(Aim of the task):
Keep only the lines of the data below that contain "xlabel", and copy them.

(Dataset):
* Begin *

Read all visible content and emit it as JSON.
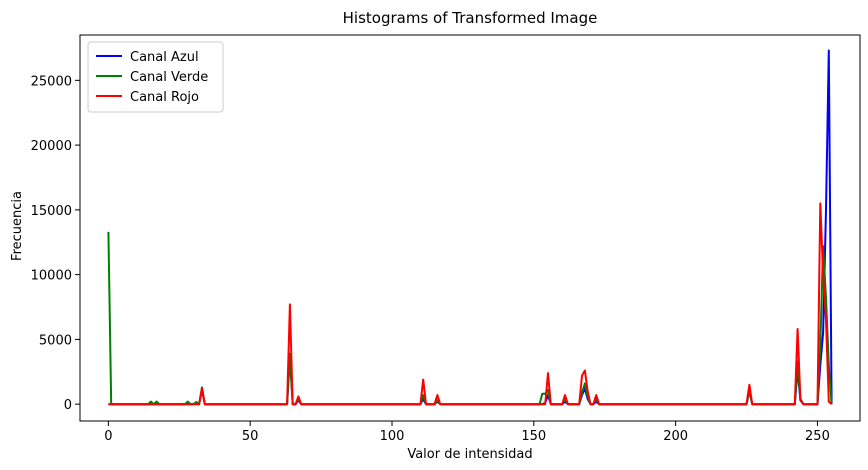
{
  "chart_data": {
    "type": "line",
    "title": "Histograms of Transformed Image",
    "xlabel": "Valor de intensidad",
    "ylabel": "Frecuencia",
    "xlim": [
      -10,
      265
    ],
    "ylim": [
      -1300,
      28500
    ],
    "xticks": [
      0,
      50,
      100,
      150,
      200,
      250
    ],
    "yticks": [
      0,
      5000,
      10000,
      15000,
      20000,
      25000
    ],
    "legend_position": "top-left",
    "grid": false,
    "series": [
      {
        "name": "Canal Azul",
        "color": "#0000ff",
        "points": [
          [
            0,
            0
          ],
          [
            30,
            0
          ],
          [
            31,
            150
          ],
          [
            32,
            0
          ],
          [
            33,
            1100
          ],
          [
            34,
            0
          ],
          [
            63,
            0
          ],
          [
            64,
            3700
          ],
          [
            65,
            0
          ],
          [
            66,
            0
          ],
          [
            67,
            300
          ],
          [
            68,
            0
          ],
          [
            110,
            0
          ],
          [
            111,
            400
          ],
          [
            112,
            0
          ],
          [
            115,
            0
          ],
          [
            116,
            200
          ],
          [
            117,
            0
          ],
          [
            153,
            0
          ],
          [
            154,
            100
          ],
          [
            155,
            700
          ],
          [
            156,
            0
          ],
          [
            160,
            0
          ],
          [
            161,
            200
          ],
          [
            162,
            0
          ],
          [
            166,
            0
          ],
          [
            167,
            700
          ],
          [
            168,
            1200
          ],
          [
            169,
            400
          ],
          [
            170,
            0
          ],
          [
            171,
            0
          ],
          [
            172,
            200
          ],
          [
            173,
            0
          ],
          [
            225,
            0
          ],
          [
            226,
            1000
          ],
          [
            227,
            0
          ],
          [
            242,
            0
          ],
          [
            243,
            2700
          ],
          [
            244,
            300
          ],
          [
            245,
            0
          ],
          [
            250,
            0
          ],
          [
            251,
            3000
          ],
          [
            252,
            5500
          ],
          [
            253,
            15000
          ],
          [
            254,
            27300
          ],
          [
            255,
            0
          ]
        ]
      },
      {
        "name": "Canal Verde",
        "color": "#008000",
        "points": [
          [
            0,
            13300
          ],
          [
            1,
            0
          ],
          [
            14,
            0
          ],
          [
            15,
            200
          ],
          [
            16,
            0
          ],
          [
            17,
            200
          ],
          [
            18,
            0
          ],
          [
            27,
            0
          ],
          [
            28,
            200
          ],
          [
            29,
            0
          ],
          [
            30,
            0
          ],
          [
            31,
            150
          ],
          [
            32,
            0
          ],
          [
            33,
            1300
          ],
          [
            34,
            0
          ],
          [
            63,
            0
          ],
          [
            64,
            3900
          ],
          [
            65,
            0
          ],
          [
            66,
            0
          ],
          [
            67,
            400
          ],
          [
            68,
            0
          ],
          [
            110,
            0
          ],
          [
            111,
            700
          ],
          [
            112,
            0
          ],
          [
            115,
            0
          ],
          [
            116,
            300
          ],
          [
            117,
            0
          ],
          [
            152,
            0
          ],
          [
            153,
            800
          ],
          [
            154,
            800
          ],
          [
            155,
            1100
          ],
          [
            156,
            0
          ],
          [
            160,
            0
          ],
          [
            161,
            400
          ],
          [
            162,
            0
          ],
          [
            166,
            0
          ],
          [
            167,
            900
          ],
          [
            168,
            1600
          ],
          [
            169,
            600
          ],
          [
            170,
            0
          ],
          [
            171,
            0
          ],
          [
            172,
            400
          ],
          [
            173,
            0
          ],
          [
            225,
            0
          ],
          [
            226,
            1100
          ],
          [
            227,
            0
          ],
          [
            242,
            0
          ],
          [
            243,
            3300
          ],
          [
            244,
            400
          ],
          [
            245,
            0
          ],
          [
            250,
            0
          ],
          [
            251,
            4500
          ],
          [
            252,
            12200
          ],
          [
            253,
            8200
          ],
          [
            254,
            3000
          ],
          [
            255,
            0
          ]
        ]
      },
      {
        "name": "Canal Rojo",
        "color": "#ff0000",
        "points": [
          [
            0,
            0
          ],
          [
            32,
            0
          ],
          [
            33,
            1200
          ],
          [
            34,
            0
          ],
          [
            63,
            0
          ],
          [
            64,
            7700
          ],
          [
            65,
            0
          ],
          [
            66,
            0
          ],
          [
            67,
            600
          ],
          [
            68,
            0
          ],
          [
            110,
            0
          ],
          [
            111,
            1900
          ],
          [
            112,
            0
          ],
          [
            115,
            0
          ],
          [
            116,
            700
          ],
          [
            117,
            0
          ],
          [
            154,
            0
          ],
          [
            155,
            2400
          ],
          [
            156,
            0
          ],
          [
            160,
            0
          ],
          [
            161,
            700
          ],
          [
            162,
            0
          ],
          [
            166,
            0
          ],
          [
            167,
            2200
          ],
          [
            168,
            2600
          ],
          [
            169,
            1000
          ],
          [
            170,
            0
          ],
          [
            171,
            0
          ],
          [
            172,
            700
          ],
          [
            173,
            0
          ],
          [
            225,
            0
          ],
          [
            226,
            1500
          ],
          [
            227,
            0
          ],
          [
            242,
            0
          ],
          [
            243,
            5800
          ],
          [
            244,
            400
          ],
          [
            245,
            0
          ],
          [
            250,
            0
          ],
          [
            251,
            15500
          ],
          [
            252,
            10000
          ],
          [
            253,
            6500
          ],
          [
            254,
            200
          ],
          [
            255,
            0
          ]
        ]
      }
    ]
  }
}
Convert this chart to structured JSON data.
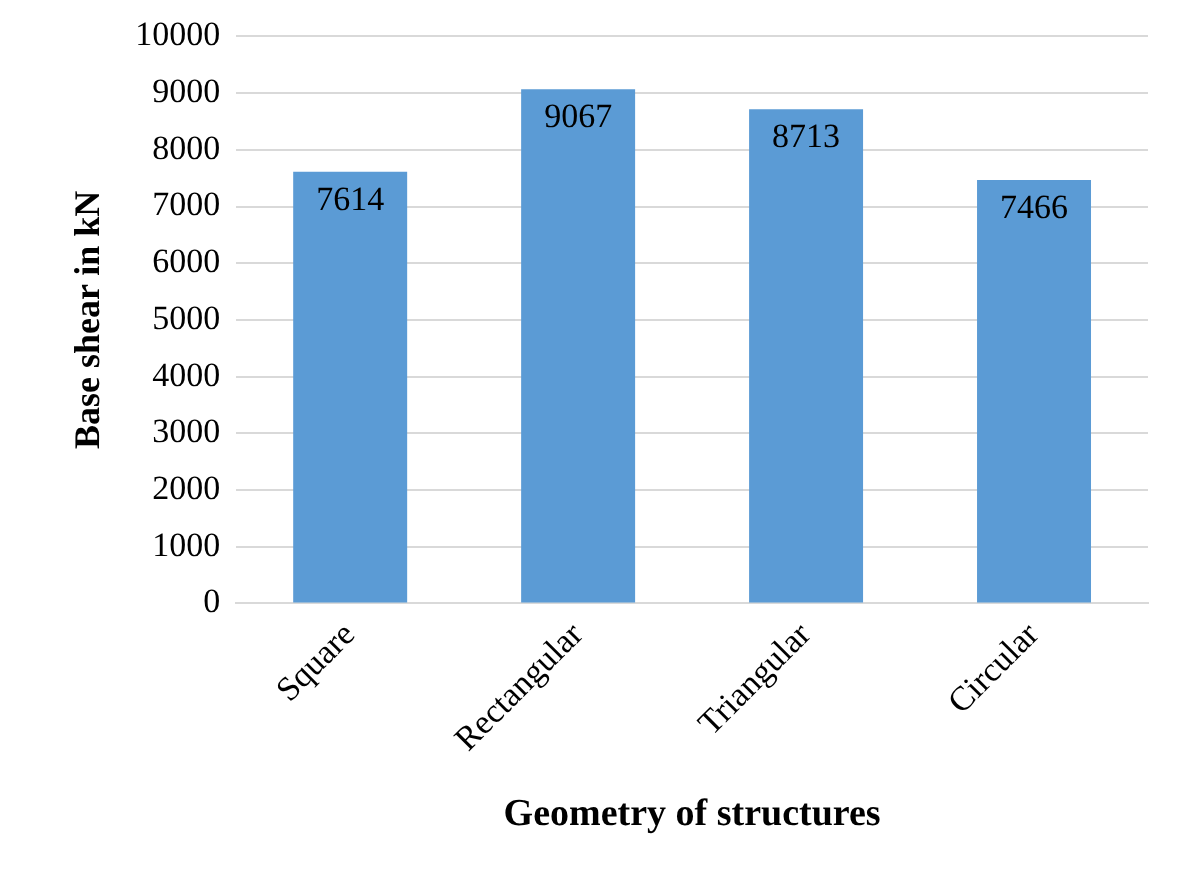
{
  "chart_data": {
    "type": "bar",
    "xlabel": "Geometry of structures",
    "ylabel": "Base shear in kN",
    "categories": [
      "Square",
      "Rectangular",
      "Triangular",
      "Circular"
    ],
    "values": [
      7614,
      9067,
      8713,
      7466
    ],
    "color": "#5b9bd5",
    "ylim": [
      0,
      10000
    ],
    "yticks": [
      0,
      1000,
      2000,
      3000,
      4000,
      5000,
      6000,
      7000,
      8000,
      9000,
      10000
    ],
    "grid": "y",
    "legend": false,
    "data_labels": true
  }
}
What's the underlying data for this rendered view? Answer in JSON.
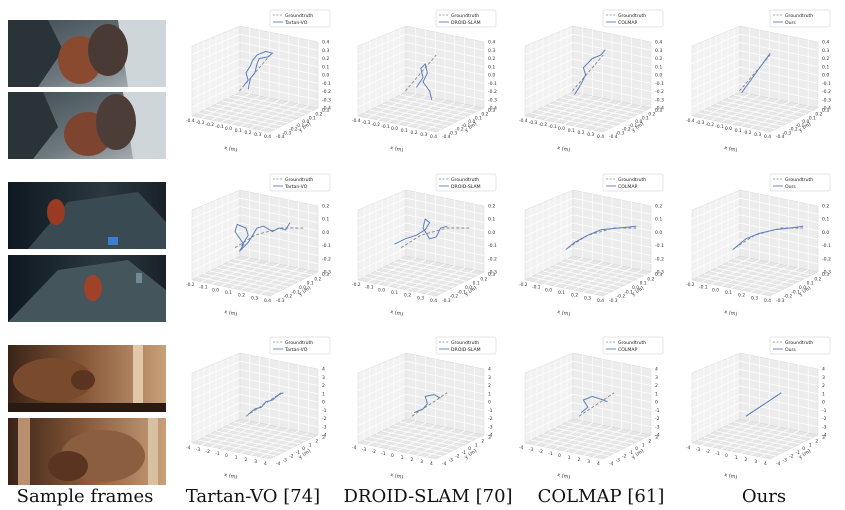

* End *

(Solved exercise):
    "xlabel": "Valor de intensidad",
    "xlabel": "Geometry of structures",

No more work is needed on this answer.